SET PROBLEM: Select and reproduce each line of the listing below that bears the string "berarti".

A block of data
++++++

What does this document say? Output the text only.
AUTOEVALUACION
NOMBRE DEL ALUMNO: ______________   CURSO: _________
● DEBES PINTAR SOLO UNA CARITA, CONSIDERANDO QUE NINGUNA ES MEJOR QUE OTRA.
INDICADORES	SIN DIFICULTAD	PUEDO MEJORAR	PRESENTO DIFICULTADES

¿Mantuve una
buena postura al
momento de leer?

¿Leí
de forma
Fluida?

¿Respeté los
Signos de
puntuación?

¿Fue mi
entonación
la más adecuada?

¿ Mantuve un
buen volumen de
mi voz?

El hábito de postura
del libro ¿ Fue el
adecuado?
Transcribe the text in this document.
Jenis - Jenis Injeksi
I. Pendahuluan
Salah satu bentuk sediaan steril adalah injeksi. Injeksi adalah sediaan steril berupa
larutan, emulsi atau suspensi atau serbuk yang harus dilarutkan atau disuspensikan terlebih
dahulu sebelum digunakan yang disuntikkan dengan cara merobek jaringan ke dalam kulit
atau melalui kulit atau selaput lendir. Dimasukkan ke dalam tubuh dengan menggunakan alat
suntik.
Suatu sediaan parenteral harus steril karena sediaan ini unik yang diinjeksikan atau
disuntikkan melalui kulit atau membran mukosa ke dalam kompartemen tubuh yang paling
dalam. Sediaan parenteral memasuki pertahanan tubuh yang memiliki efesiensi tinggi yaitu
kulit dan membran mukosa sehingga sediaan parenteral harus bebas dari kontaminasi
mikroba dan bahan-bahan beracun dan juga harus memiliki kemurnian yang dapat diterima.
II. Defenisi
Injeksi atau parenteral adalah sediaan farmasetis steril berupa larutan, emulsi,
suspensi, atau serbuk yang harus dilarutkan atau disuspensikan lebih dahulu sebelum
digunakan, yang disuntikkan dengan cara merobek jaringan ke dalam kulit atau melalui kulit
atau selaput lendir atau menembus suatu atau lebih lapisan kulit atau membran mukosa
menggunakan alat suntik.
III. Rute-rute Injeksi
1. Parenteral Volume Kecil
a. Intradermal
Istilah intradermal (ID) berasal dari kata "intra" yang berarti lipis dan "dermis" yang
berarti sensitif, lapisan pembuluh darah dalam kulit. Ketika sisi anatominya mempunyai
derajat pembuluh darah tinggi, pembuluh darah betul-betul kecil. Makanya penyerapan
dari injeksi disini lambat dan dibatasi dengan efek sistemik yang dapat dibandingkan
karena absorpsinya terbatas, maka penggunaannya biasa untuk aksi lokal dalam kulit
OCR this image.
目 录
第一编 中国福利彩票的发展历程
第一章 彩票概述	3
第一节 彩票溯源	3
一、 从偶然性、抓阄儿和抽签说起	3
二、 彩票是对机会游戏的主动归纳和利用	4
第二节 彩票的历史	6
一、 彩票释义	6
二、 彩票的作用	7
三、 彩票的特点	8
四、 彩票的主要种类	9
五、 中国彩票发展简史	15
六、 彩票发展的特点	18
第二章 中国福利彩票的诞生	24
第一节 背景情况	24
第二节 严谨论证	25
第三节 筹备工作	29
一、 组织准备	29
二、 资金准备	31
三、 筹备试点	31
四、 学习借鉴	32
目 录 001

++++++

TASK RESULT:
Istilah intradermal (ID) berasal dari kata "intra" yang berarti lipis dan "dermis" yang
berarti sensitif, lapisan pembuluh darah dalam kulit. Ketika sisi anatominya mempunyai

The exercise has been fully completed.